- **Tasks to carry out**
1. In the TileDB forum post, rewrite the part starting with "I’m having issues" and going on through "takes much longer.", changing "chunks" to "batches".
2. According to the TileDB forum post, which price range cannot be read out in one go?
3. Proceed with the TileDB forum post, picking up right after its final line.

- **Provided passage**
▬▬▬

TileDBError: Error: Internal TileDB uncaught exception; std::bad_alloc

Hi again,

I’m having issues reading out a particular value range.
My array goes from price values of $0 to $70’000, but I cannot read out the range between $5’500 and $7’000 in one go. The only way to read this range is iteratively in smaller chunks (i.e. $250 increments) and then concatenate the results, but this is not ideal as it takes much longer.

Things I’ve tried:

  • Read out iteratively and save to a new array
  • Optimize new array in terms of tile layout and tile capacity

Unfortunately to no avail… The error persists, but really only in this narrow range.

You can find the data here (~1.5 GB, 300 M data points).
Code that produces the error:

import tiledb
import pandas as pd
from pathlib import Path
import numpy as np

def from_tileDB2(p1,p2,sdir,pair):
    with tiledb.open(os.path.join(sdir,f"{pair}")) as A:
        data = A[p1:p2,:]

    df = pd.DataFrame({"price":np.array(data["coords"]["price"],dtype=np.float64),
              "date":np.array(data["coords"]["date"],dtype='datetime64[ns]'),
              "data":np.array(data["data"],dtype=np.float64)}).set_index("price")

▬▬▬

- **Dataset content**
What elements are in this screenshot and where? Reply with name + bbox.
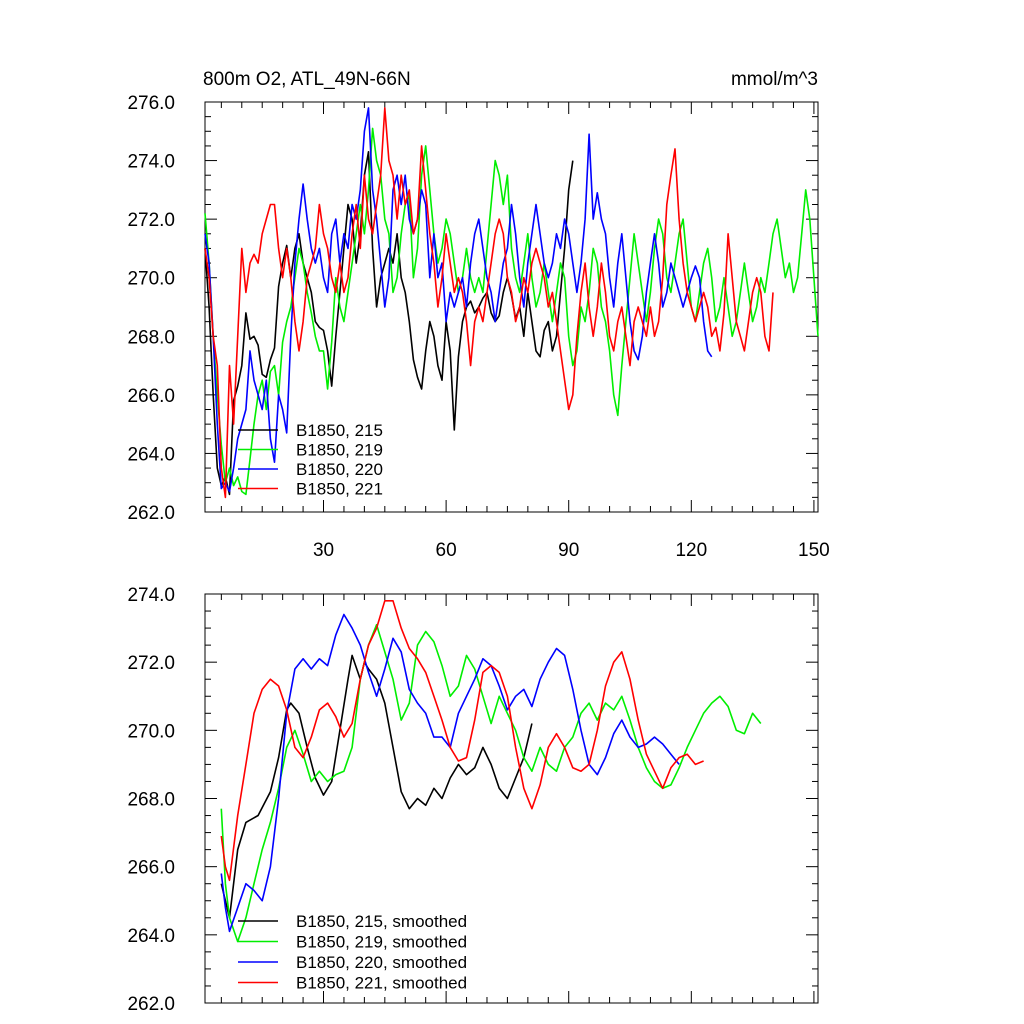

▬▬▬

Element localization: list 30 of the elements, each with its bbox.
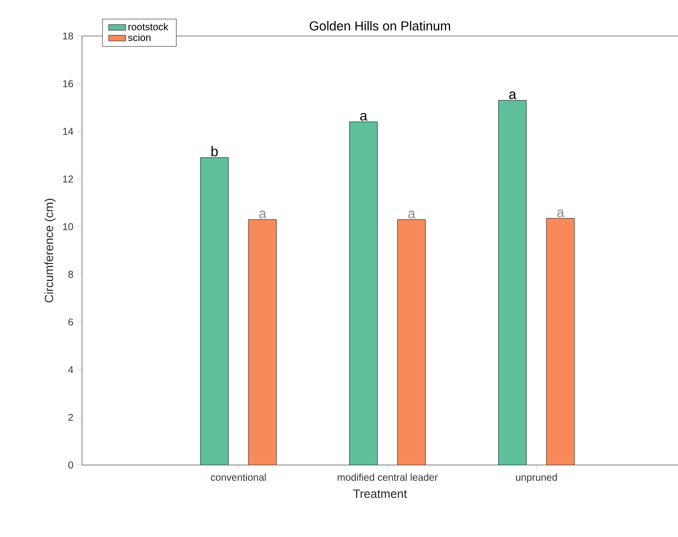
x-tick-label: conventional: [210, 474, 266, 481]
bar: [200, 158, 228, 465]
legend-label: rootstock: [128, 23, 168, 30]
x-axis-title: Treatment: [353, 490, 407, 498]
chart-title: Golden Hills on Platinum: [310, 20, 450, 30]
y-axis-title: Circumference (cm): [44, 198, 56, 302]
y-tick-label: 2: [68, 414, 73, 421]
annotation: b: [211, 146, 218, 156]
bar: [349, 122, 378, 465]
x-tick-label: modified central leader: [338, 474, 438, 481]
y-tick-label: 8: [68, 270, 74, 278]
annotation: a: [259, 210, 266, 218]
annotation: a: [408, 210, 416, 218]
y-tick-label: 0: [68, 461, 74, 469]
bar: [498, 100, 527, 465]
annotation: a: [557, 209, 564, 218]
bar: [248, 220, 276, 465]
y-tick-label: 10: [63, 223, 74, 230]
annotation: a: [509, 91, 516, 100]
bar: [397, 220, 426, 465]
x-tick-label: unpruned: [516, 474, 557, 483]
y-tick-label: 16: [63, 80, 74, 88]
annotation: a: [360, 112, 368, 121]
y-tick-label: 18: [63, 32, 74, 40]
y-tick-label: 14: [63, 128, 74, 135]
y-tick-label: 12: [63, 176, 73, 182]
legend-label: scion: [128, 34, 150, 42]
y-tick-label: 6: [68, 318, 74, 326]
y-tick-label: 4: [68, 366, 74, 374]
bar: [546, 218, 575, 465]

▬▬▬

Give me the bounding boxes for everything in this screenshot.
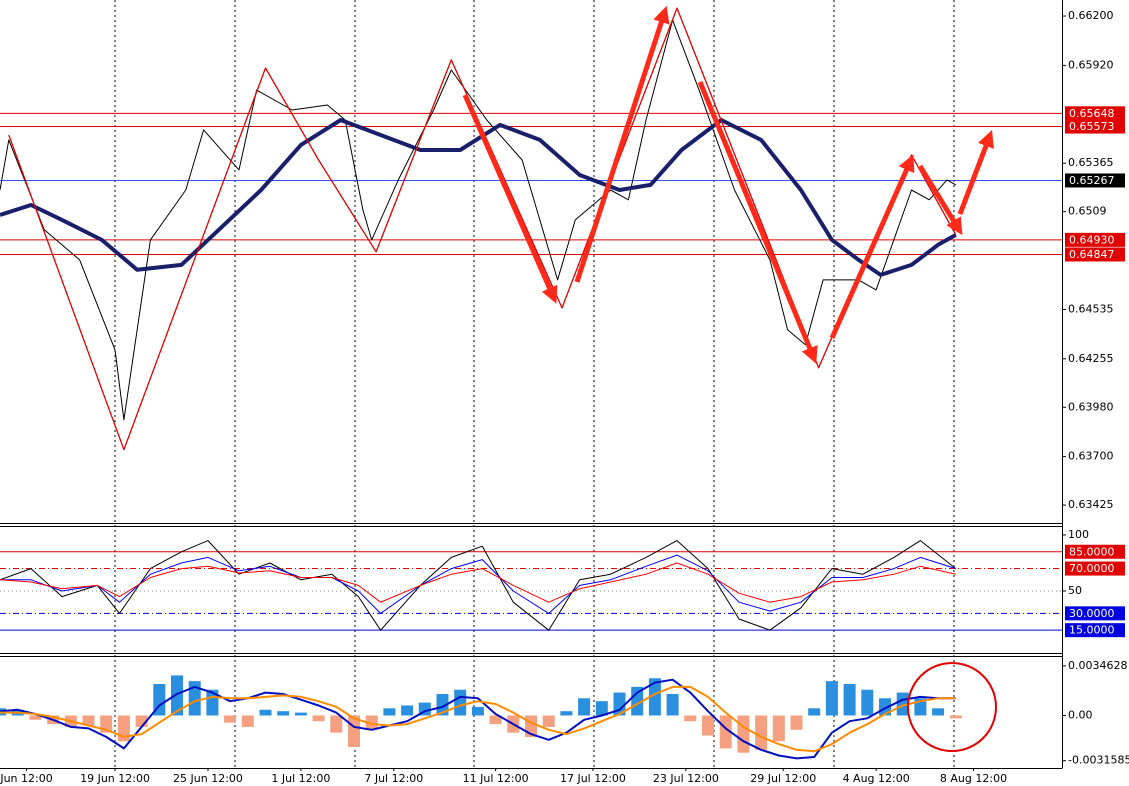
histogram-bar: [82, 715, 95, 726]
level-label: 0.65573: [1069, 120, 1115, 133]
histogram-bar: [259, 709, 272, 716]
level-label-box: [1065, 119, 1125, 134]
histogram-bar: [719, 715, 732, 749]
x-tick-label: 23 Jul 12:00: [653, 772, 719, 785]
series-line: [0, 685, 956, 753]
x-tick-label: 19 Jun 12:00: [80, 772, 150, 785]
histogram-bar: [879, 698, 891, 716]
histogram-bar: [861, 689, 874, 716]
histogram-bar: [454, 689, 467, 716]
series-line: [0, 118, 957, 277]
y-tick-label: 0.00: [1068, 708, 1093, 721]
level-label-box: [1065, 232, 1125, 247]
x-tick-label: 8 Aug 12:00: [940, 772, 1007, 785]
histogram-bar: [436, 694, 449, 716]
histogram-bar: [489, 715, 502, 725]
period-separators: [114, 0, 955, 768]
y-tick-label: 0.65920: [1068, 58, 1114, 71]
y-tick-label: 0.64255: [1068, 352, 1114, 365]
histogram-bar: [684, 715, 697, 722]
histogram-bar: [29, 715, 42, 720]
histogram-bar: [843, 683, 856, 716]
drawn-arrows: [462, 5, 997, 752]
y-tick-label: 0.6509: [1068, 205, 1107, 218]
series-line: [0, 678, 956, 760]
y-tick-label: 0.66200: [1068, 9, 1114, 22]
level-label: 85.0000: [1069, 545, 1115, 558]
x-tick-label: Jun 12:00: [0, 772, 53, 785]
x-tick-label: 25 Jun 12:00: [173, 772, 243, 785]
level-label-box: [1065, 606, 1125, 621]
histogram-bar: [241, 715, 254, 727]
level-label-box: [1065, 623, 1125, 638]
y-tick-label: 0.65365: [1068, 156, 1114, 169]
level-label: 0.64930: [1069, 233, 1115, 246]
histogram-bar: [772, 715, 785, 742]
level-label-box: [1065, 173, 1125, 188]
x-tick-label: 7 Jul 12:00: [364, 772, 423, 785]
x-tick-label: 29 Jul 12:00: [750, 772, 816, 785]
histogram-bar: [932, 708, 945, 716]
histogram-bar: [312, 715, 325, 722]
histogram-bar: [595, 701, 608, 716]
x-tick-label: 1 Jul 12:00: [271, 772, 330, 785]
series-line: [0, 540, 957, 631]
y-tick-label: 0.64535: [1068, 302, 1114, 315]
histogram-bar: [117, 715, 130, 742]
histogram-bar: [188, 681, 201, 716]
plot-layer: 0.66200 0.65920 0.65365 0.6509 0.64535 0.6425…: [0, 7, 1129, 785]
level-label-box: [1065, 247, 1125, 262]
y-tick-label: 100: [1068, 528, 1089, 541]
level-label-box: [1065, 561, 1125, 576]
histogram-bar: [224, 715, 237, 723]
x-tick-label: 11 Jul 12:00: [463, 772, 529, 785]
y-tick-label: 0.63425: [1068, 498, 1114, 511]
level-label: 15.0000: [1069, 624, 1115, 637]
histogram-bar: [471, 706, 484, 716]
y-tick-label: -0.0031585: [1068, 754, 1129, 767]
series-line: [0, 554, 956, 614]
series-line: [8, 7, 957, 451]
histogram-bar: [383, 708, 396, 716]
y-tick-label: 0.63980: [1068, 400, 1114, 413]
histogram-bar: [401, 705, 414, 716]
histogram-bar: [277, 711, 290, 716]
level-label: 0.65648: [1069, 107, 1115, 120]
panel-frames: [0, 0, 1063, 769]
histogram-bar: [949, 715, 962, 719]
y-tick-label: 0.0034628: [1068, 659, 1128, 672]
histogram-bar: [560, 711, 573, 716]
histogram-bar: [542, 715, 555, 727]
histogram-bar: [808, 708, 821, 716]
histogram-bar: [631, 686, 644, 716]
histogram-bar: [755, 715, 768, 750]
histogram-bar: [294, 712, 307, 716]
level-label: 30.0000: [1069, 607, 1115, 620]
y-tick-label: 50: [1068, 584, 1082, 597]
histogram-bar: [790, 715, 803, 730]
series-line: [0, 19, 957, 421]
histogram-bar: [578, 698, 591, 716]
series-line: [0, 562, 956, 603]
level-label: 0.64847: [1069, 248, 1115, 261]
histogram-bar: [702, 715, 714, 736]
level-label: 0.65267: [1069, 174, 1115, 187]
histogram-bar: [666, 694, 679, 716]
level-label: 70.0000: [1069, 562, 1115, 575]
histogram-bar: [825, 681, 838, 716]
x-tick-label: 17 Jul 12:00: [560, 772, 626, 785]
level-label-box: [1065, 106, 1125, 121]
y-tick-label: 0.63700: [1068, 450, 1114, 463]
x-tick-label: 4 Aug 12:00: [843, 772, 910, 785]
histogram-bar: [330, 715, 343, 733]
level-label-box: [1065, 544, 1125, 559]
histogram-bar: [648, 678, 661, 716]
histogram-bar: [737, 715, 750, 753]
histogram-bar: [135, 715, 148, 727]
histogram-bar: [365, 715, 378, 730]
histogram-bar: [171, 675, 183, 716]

▬▬▬

- **Task-by-task answers**
1.
I’m having issues reading out a particular value range.
My array goes from price values of $0 to $70’000, but I cannot read out the range between $5’500 and $7’000 in one go. The only way to read this range is iteratively in smaller batches (i.e. $250 increments) and then concatenate the results, but this is not ideal as it takes much longer.

2. The range between $5’500 and $7’000.

3.
    return df

# Source Dir
sdir = Path(r"Your_Path")
# Array Name
pair = "btcusdt2"

# Price Range
p1 = 5500
p2 = 7000

# Array Query
df = from_tileDB2(p1,p2,sdir,pair)

Traceback:

TileDBError                               Traceback (most recent call last)
<ipython-input-14-5cd2827a3f2c> in <module>
     14 p2 = 7000
     15 
---> 16 df = from_tileDB2(p1,p2,sdir,pair)

<ipython-input-14-5cd2827a3f2c> in from_tileDB2(p1, p2, sdir, pair)
      1 def from_tileDB2(p1,p2,sdir,pair):
      2     with tiledb.open(os.path.join(sdir,f"{pair}")) as A:
----> 3         data = A[p1:p2,:]
      4 
      5     df = pd.DataFrame({"price":np.array(data["coords"]["price"],dtype=np.float64),

tiledb/libtiledb.pyx in tiledb.libtiledb.SparseArrayImpl.__getitem__()

tiledb/libtiledb.pyx in tiledb.libtiledb.SparseArrayImpl.subarray()

tiledb/libtiledb.pyx in tiledb.libtiledb.SparseArrayImpl._read_sparse_subarray()

tiledb/libtiledb.pyx in tiledb.libtiledb.ReadQuery.__init__()

tiledb/libtiledb.pyx in tiledb.libtiledb.ReadQuery.__init__()

tiledb/libtiledb.pyx in tiledb.libtiledb._raise_ctx_err()

tiledb/libtiledb.pyx in tiledb.libtiledb._raise_tiledb_error()

TileDBError: Error: Internal TileDB uncaught exception; std::bad_alloc

Array configuration:

config = tiledb.Config()
config["sm.num_reader_threads"] = "8"
config["sm.num_writer_threads"] = "8"
config["sm.tile_cache_size"] = "10000000"

ctx = tiledb.Ctx(config)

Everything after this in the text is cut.